--- BEGIN Task data ---

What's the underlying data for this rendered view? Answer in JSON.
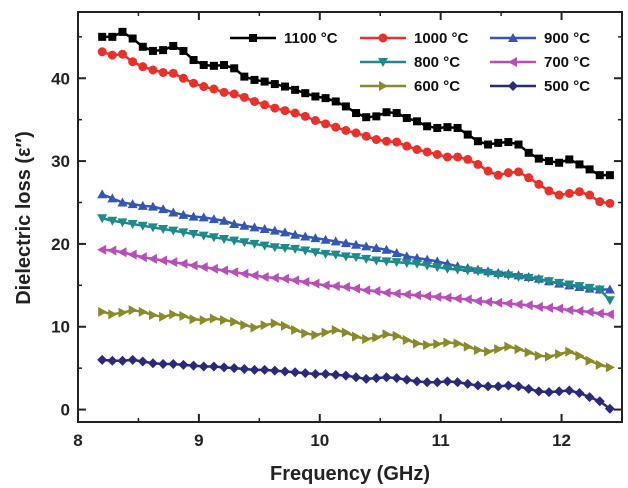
{
  "chart_data": {
    "type": "line",
    "title": "",
    "xlabel": "Frequency (GHz)",
    "ylabel": "Dielectric loss (ε″)",
    "xlim": [
      8,
      12.5
    ],
    "ylim": [
      -1.5,
      48
    ],
    "xticks": [
      8,
      9,
      10,
      11,
      12
    ],
    "yticks": [
      0,
      10,
      20,
      30,
      40
    ],
    "grid": false,
    "legend_position": "top-right",
    "x": [
      8.2,
      8.284,
      8.368,
      8.452,
      8.536,
      8.62,
      8.704,
      8.788,
      8.872,
      8.956,
      9.04,
      9.124,
      9.208,
      9.292,
      9.376,
      9.46,
      9.544,
      9.628,
      9.712,
      9.796,
      9.88,
      9.964,
      10.048,
      10.132,
      10.216,
      10.3,
      10.384,
      10.468,
      10.552,
      10.636,
      10.72,
      10.804,
      10.888,
      10.972,
      11.056,
      11.14,
      11.224,
      11.308,
      11.392,
      11.476,
      11.56,
      11.644,
      11.728,
      11.812,
      11.896,
      11.98,
      12.064,
      12.148,
      12.232,
      12.316,
      12.4
    ],
    "series": [
      {
        "name": "1100 °C",
        "color": "#000000",
        "marker": "square",
        "values": [
          45.0,
          45.0,
          45.6,
          44.8,
          43.8,
          43.3,
          43.4,
          43.9,
          43.3,
          42.2,
          41.6,
          41.5,
          41.6,
          41.2,
          40.2,
          39.8,
          39.6,
          39.3,
          39.0,
          38.6,
          38.2,
          37.8,
          37.6,
          37.2,
          36.6,
          35.8,
          35.3,
          35.4,
          35.9,
          35.8,
          35.2,
          34.8,
          34.2,
          34.0,
          34.1,
          34.0,
          33.2,
          32.4,
          32.0,
          32.2,
          32.3,
          32.0,
          31.0,
          30.3,
          30.0,
          29.8,
          30.2,
          29.6,
          29.0,
          28.3,
          28.3
        ]
      },
      {
        "name": "1000 °C",
        "color": "#e8312a",
        "marker": "circle",
        "values": [
          43.2,
          42.8,
          42.9,
          42.0,
          41.4,
          41.0,
          40.7,
          40.6,
          40.0,
          39.4,
          39.0,
          38.7,
          38.3,
          38.1,
          37.7,
          37.2,
          36.8,
          36.4,
          36.1,
          35.8,
          35.4,
          34.9,
          34.5,
          34.1,
          33.7,
          33.4,
          33.0,
          32.6,
          32.4,
          32.3,
          31.8,
          31.4,
          31.1,
          30.8,
          30.5,
          30.5,
          30.2,
          29.6,
          28.8,
          28.3,
          28.6,
          28.7,
          28.0,
          27.2,
          26.4,
          25.9,
          26.1,
          26.3,
          25.9,
          25.1,
          24.9
        ]
      },
      {
        "name": "900 °C",
        "color": "#3557b3",
        "marker": "triangle-up",
        "values": [
          26.0,
          25.5,
          25.0,
          24.8,
          24.6,
          24.5,
          24.2,
          23.8,
          23.5,
          23.3,
          23.2,
          23.0,
          22.8,
          22.4,
          22.2,
          22.0,
          21.8,
          21.6,
          21.4,
          21.1,
          20.9,
          20.7,
          20.5,
          20.3,
          20.1,
          19.9,
          19.7,
          19.5,
          19.3,
          18.9,
          18.5,
          18.3,
          18.1,
          17.9,
          17.6,
          17.3,
          17.1,
          16.9,
          16.7,
          16.5,
          16.4,
          16.2,
          16.0,
          15.8,
          15.5,
          15.2,
          15.0,
          14.8,
          14.6,
          14.5,
          14.5
        ]
      },
      {
        "name": "800 °C",
        "color": "#1f8a8a",
        "marker": "triangle-down",
        "values": [
          23.1,
          22.8,
          22.6,
          22.4,
          22.2,
          22.0,
          21.8,
          21.6,
          21.4,
          21.2,
          21.0,
          20.8,
          20.6,
          20.4,
          20.2,
          20.0,
          19.8,
          19.6,
          19.5,
          19.4,
          19.2,
          19.0,
          18.8,
          18.7,
          18.5,
          18.4,
          18.2,
          18.0,
          17.9,
          17.8,
          17.7,
          17.6,
          17.4,
          17.2,
          17.0,
          16.9,
          16.8,
          16.7,
          16.5,
          16.3,
          16.2,
          16.0,
          15.9,
          15.7,
          15.5,
          15.3,
          15.1,
          14.9,
          14.7,
          14.5,
          13.2
        ]
      },
      {
        "name": "700 °C",
        "color": "#b84eb8",
        "marker": "triangle-left",
        "values": [
          19.3,
          19.2,
          19.0,
          18.7,
          18.4,
          18.2,
          18.0,
          17.8,
          17.6,
          17.4,
          17.2,
          17.0,
          16.8,
          16.6,
          16.4,
          16.2,
          16.0,
          15.9,
          15.8,
          15.6,
          15.4,
          15.2,
          15.0,
          14.9,
          14.8,
          14.6,
          14.4,
          14.3,
          14.1,
          14.0,
          13.9,
          13.8,
          13.7,
          13.6,
          13.5,
          13.4,
          13.3,
          13.1,
          13.0,
          12.9,
          12.8,
          12.7,
          12.6,
          12.4,
          12.3,
          12.2,
          12.0,
          11.9,
          11.8,
          11.6,
          11.5
        ]
      },
      {
        "name": "600 °C",
        "color": "#8a8a2a",
        "marker": "triangle-right",
        "values": [
          11.8,
          11.5,
          11.7,
          12.0,
          11.8,
          11.4,
          11.2,
          11.5,
          11.3,
          10.9,
          10.8,
          11.0,
          10.8,
          10.6,
          10.2,
          9.9,
          10.2,
          10.4,
          10.1,
          9.6,
          9.2,
          9.0,
          9.3,
          9.6,
          9.3,
          8.8,
          8.5,
          8.7,
          9.1,
          8.9,
          8.4,
          8.0,
          7.8,
          7.9,
          8.1,
          8.0,
          7.6,
          7.2,
          7.0,
          7.3,
          7.6,
          7.3,
          6.9,
          6.5,
          6.4,
          6.7,
          7.0,
          6.5,
          5.9,
          5.4,
          5.1
        ]
      },
      {
        "name": "500 °C",
        "color": "#2a2a7a",
        "marker": "diamond",
        "values": [
          6.0,
          5.9,
          5.9,
          6.0,
          5.8,
          5.6,
          5.5,
          5.5,
          5.4,
          5.3,
          5.2,
          5.2,
          5.1,
          5.0,
          4.9,
          4.8,
          4.8,
          4.7,
          4.6,
          4.5,
          4.4,
          4.3,
          4.3,
          4.2,
          4.1,
          3.9,
          3.7,
          3.8,
          3.9,
          3.8,
          3.6,
          3.4,
          3.3,
          3.3,
          3.4,
          3.3,
          3.1,
          2.9,
          2.8,
          2.8,
          2.9,
          2.8,
          2.5,
          2.2,
          2.1,
          2.2,
          2.3,
          2.0,
          1.5,
          1.0,
          0.1
        ]
      }
    ]
  }
}
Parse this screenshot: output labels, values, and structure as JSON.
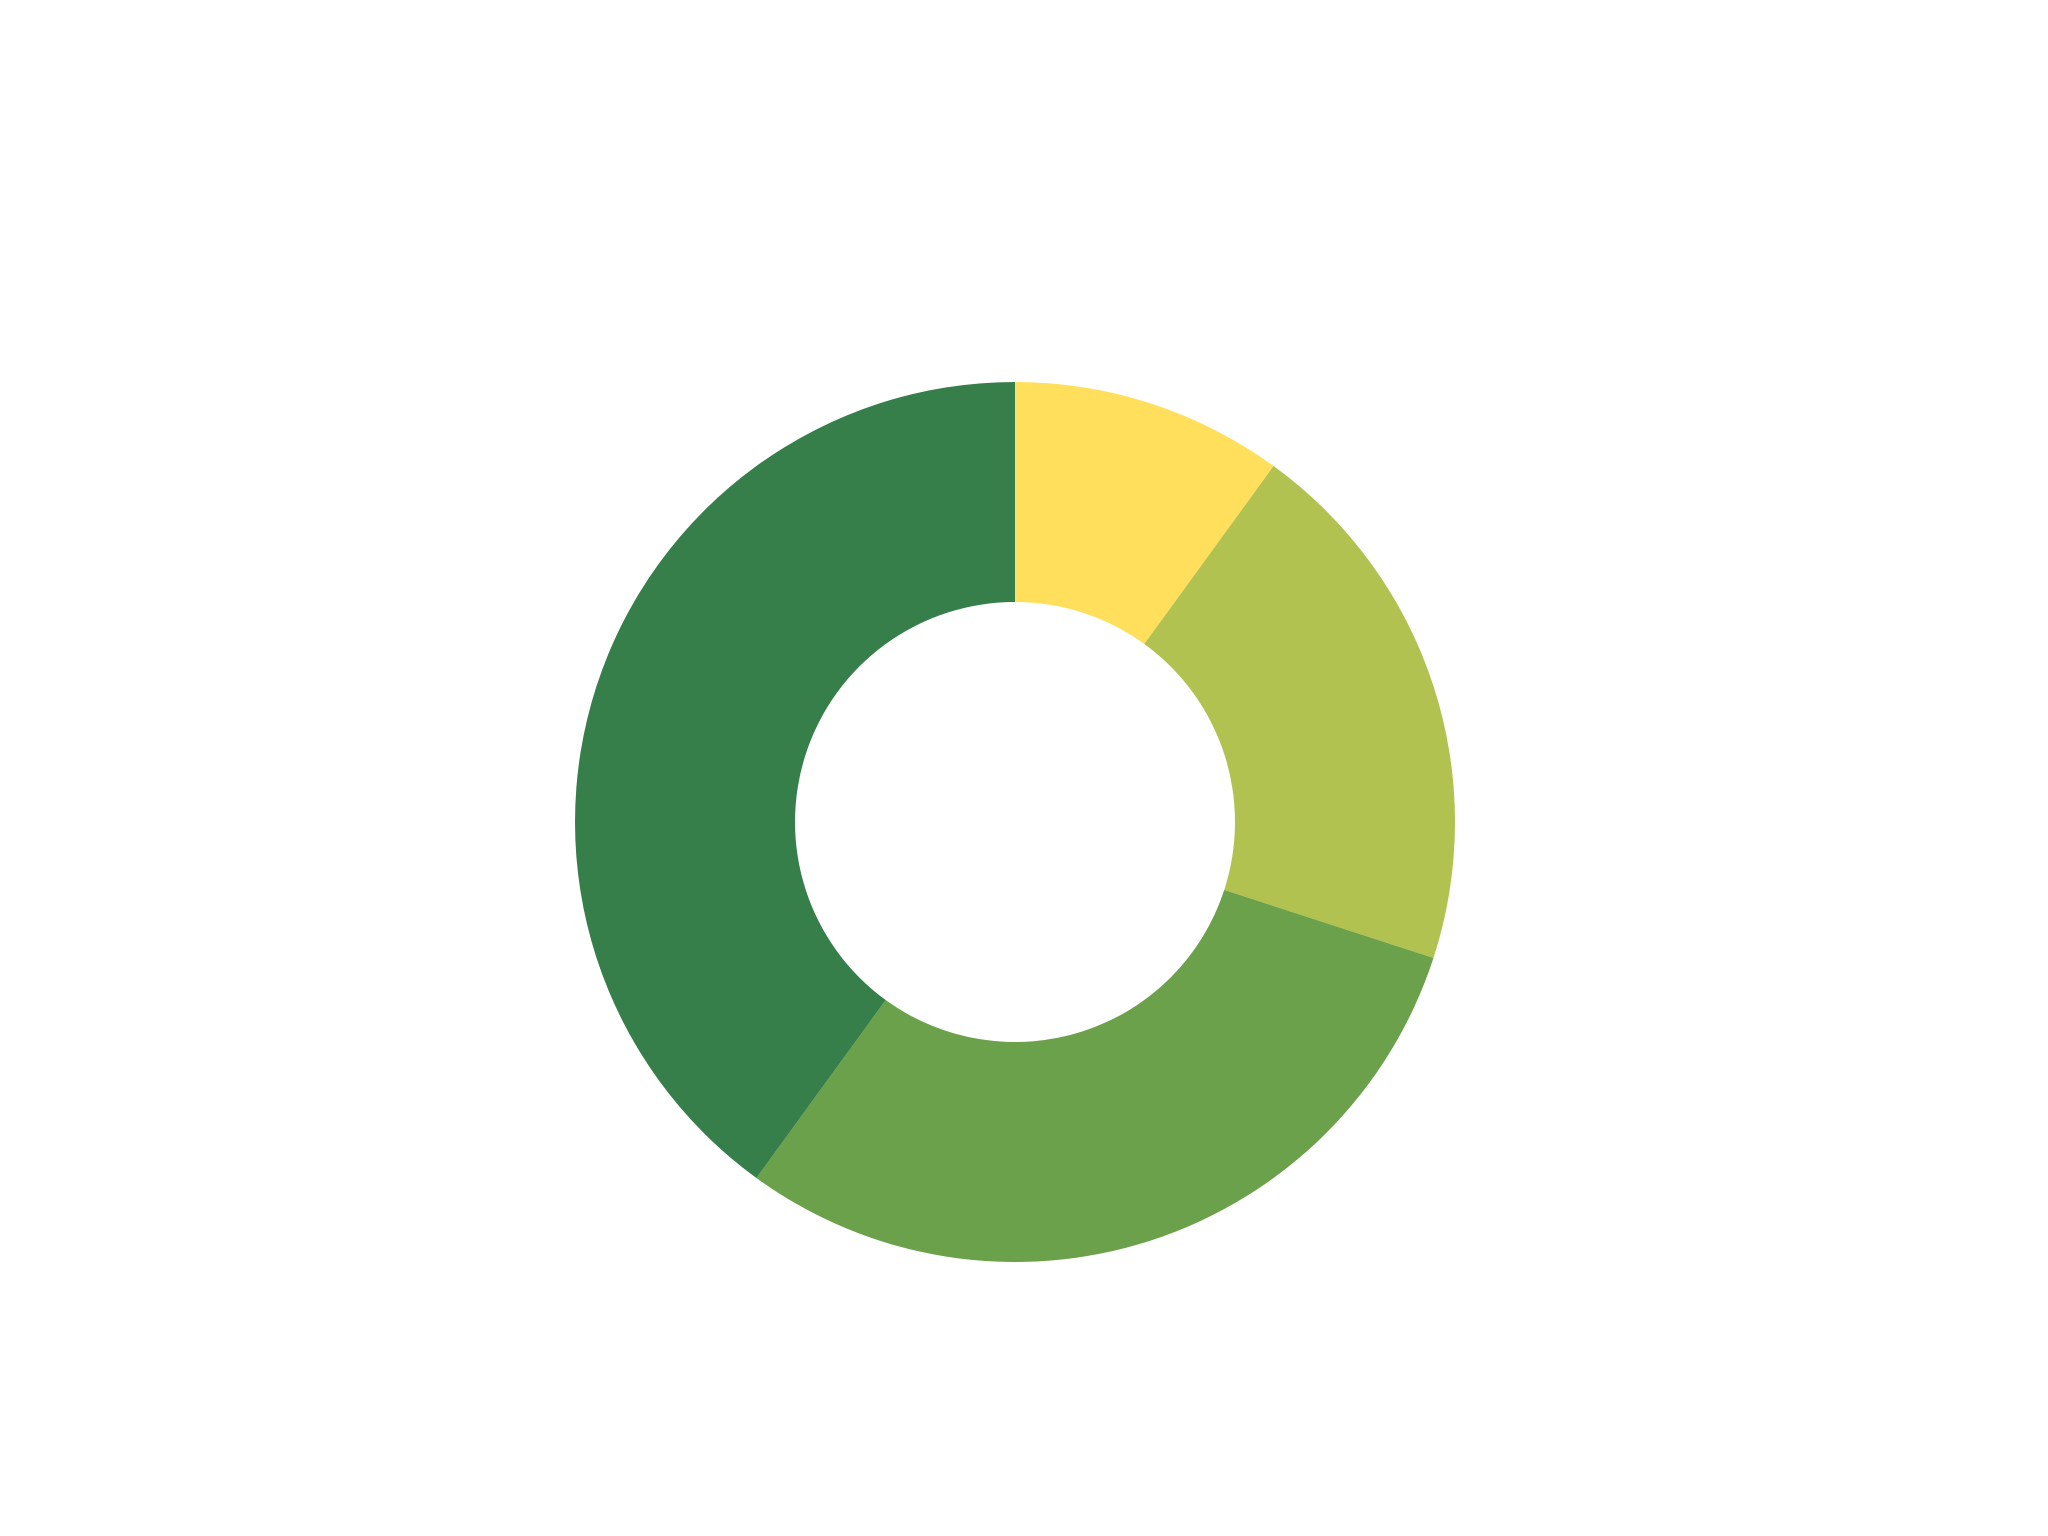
{
  "chart_data": {
    "type": "pie",
    "variant": "donut",
    "title": "",
    "start_angle_deg": 0,
    "direction": "clockwise",
    "slices": [
      {
        "value": 10,
        "color": "#FFDF5C"
      },
      {
        "value": 20,
        "color": "#B1C250"
      },
      {
        "value": 30,
        "color": "#6CA14C"
      },
      {
        "value": 40,
        "color": "#367F4B"
      }
    ]
  }
}
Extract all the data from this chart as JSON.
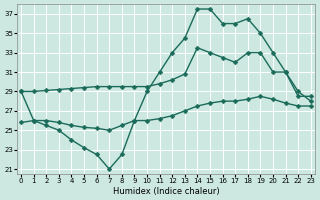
{
  "xlabel": "Humidex (Indice chaleur)",
  "bg_color": "#cce8e0",
  "grid_color": "#ffffff",
  "line_color": "#1a6b5a",
  "markersize": 2.5,
  "linewidth": 1.0,
  "ylim": [
    20.5,
    38
  ],
  "xlim": [
    -0.3,
    23.3
  ],
  "yticks": [
    21,
    23,
    25,
    27,
    29,
    31,
    33,
    35,
    37
  ],
  "xticks": [
    0,
    1,
    2,
    3,
    4,
    5,
    6,
    7,
    8,
    9,
    10,
    11,
    12,
    13,
    14,
    15,
    16,
    17,
    18,
    19,
    20,
    21,
    22,
    23
  ],
  "series": [
    {
      "x": [
        0,
        1,
        2,
        3,
        4,
        5,
        6,
        7,
        8,
        9,
        10,
        11,
        12,
        13,
        14,
        15,
        16,
        17,
        18,
        19,
        20,
        21,
        22,
        23
      ],
      "y": [
        29.0,
        29.0,
        29.1,
        29.2,
        29.3,
        29.4,
        29.5,
        29.5,
        29.5,
        29.5,
        29.5,
        29.8,
        30.2,
        30.8,
        33.5,
        33.0,
        32.5,
        32.0,
        33.0,
        33.0,
        31.0,
        31.0,
        28.5,
        28.5
      ]
    },
    {
      "x": [
        0,
        1,
        2,
        3,
        4,
        5,
        6,
        7,
        8,
        9,
        10,
        11,
        12,
        13,
        14,
        15,
        16,
        17,
        18,
        19,
        20,
        21,
        22,
        23
      ],
      "y": [
        29.0,
        26.0,
        25.5,
        25.0,
        24.0,
        23.2,
        22.5,
        21.0,
        22.5,
        26.0,
        29.0,
        31.0,
        33.0,
        34.5,
        37.5,
        37.5,
        36.0,
        36.0,
        36.5,
        35.0,
        33.0,
        31.0,
        29.0,
        28.0
      ]
    },
    {
      "x": [
        0,
        1,
        2,
        3,
        4,
        5,
        6,
        7,
        8,
        9,
        10,
        11,
        12,
        13,
        14,
        15,
        16,
        17,
        18,
        19,
        20,
        21,
        22,
        23
      ],
      "y": [
        25.8,
        26.0,
        26.0,
        25.8,
        25.5,
        25.3,
        25.2,
        25.0,
        25.5,
        26.0,
        26.0,
        26.2,
        26.5,
        27.0,
        27.5,
        27.8,
        28.0,
        28.0,
        28.2,
        28.5,
        28.2,
        27.8,
        27.5,
        27.5
      ]
    }
  ]
}
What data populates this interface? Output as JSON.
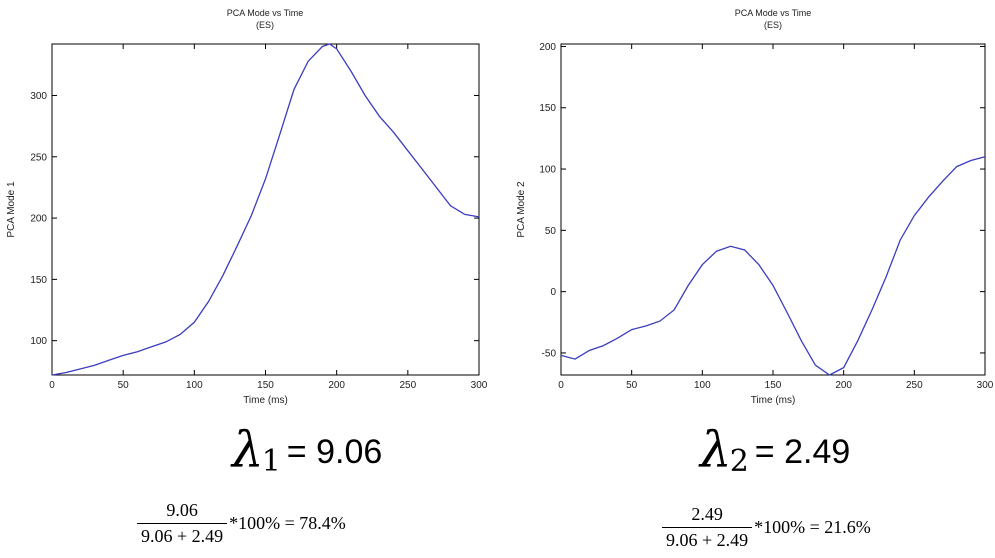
{
  "chart_data": [
    {
      "type": "line",
      "title": "PCA Mode vs Time",
      "subtitle": "(ES)",
      "xlabel": "Time (ms)",
      "ylabel": "PCA Mode 1",
      "xlim": [
        0,
        300
      ],
      "ylim": [
        72,
        342
      ],
      "xticks": [
        0,
        50,
        100,
        150,
        200,
        250,
        300
      ],
      "yticks": [
        100,
        150,
        200,
        250,
        300
      ],
      "grid": false,
      "series": [
        {
          "color": "#3c3cbe",
          "x": [
            0,
            10,
            20,
            30,
            40,
            50,
            60,
            70,
            80,
            90,
            100,
            110,
            120,
            130,
            140,
            150,
            160,
            170,
            180,
            190,
            195,
            200,
            210,
            220,
            230,
            240,
            250,
            260,
            270,
            280,
            290,
            300
          ],
          "y": [
            72,
            74,
            77,
            80,
            84,
            88,
            91,
            95,
            99,
            105,
            115,
            132,
            153,
            177,
            202,
            232,
            268,
            305,
            328,
            340,
            342,
            338,
            320,
            300,
            283,
            270,
            255,
            240,
            225,
            210,
            203,
            201
          ]
        }
      ]
    },
    {
      "type": "line",
      "title": "PCA Mode vs Time",
      "subtitle": "(ES)",
      "xlabel": "Time (ms)",
      "ylabel": "PCA Mode 2",
      "xlim": [
        0,
        300
      ],
      "ylim": [
        -68,
        202
      ],
      "xticks": [
        0,
        50,
        100,
        150,
        200,
        250,
        300
      ],
      "yticks": [
        -50,
        0,
        50,
        100,
        150,
        200
      ],
      "grid": false,
      "series": [
        {
          "color": "#3c3cbe",
          "x": [
            0,
            10,
            20,
            30,
            40,
            50,
            60,
            70,
            80,
            90,
            100,
            110,
            120,
            130,
            140,
            150,
            160,
            170,
            180,
            190,
            200,
            210,
            220,
            230,
            240,
            250,
            260,
            270,
            280,
            290,
            300
          ],
          "y": [
            -52,
            -55,
            -48,
            -44,
            -38,
            -31,
            -28,
            -24,
            -15,
            5,
            22,
            33,
            37,
            34,
            22,
            5,
            -17,
            -40,
            -60,
            -68,
            -62,
            -40,
            -15,
            12,
            42,
            62,
            77,
            90,
            102,
            107,
            110
          ]
        }
      ]
    }
  ],
  "eigen": [
    {
      "symbol": "λ",
      "subscript": "1",
      "equals": "= 9.06",
      "numerator": "9.06",
      "denominator": "9.06 + 2.49",
      "rest": "*100% = 78.4%"
    },
    {
      "symbol": "λ",
      "subscript": "2",
      "equals": "= 2.49",
      "numerator": "2.49",
      "denominator": "9.06 + 2.49",
      "rest": "*100% = 21.6%"
    }
  ]
}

--- END Task data ---

_Short task_
State the number of lines in the preceding entries that include the word "ylabel". Provide nothing else.

_Answer in full_
3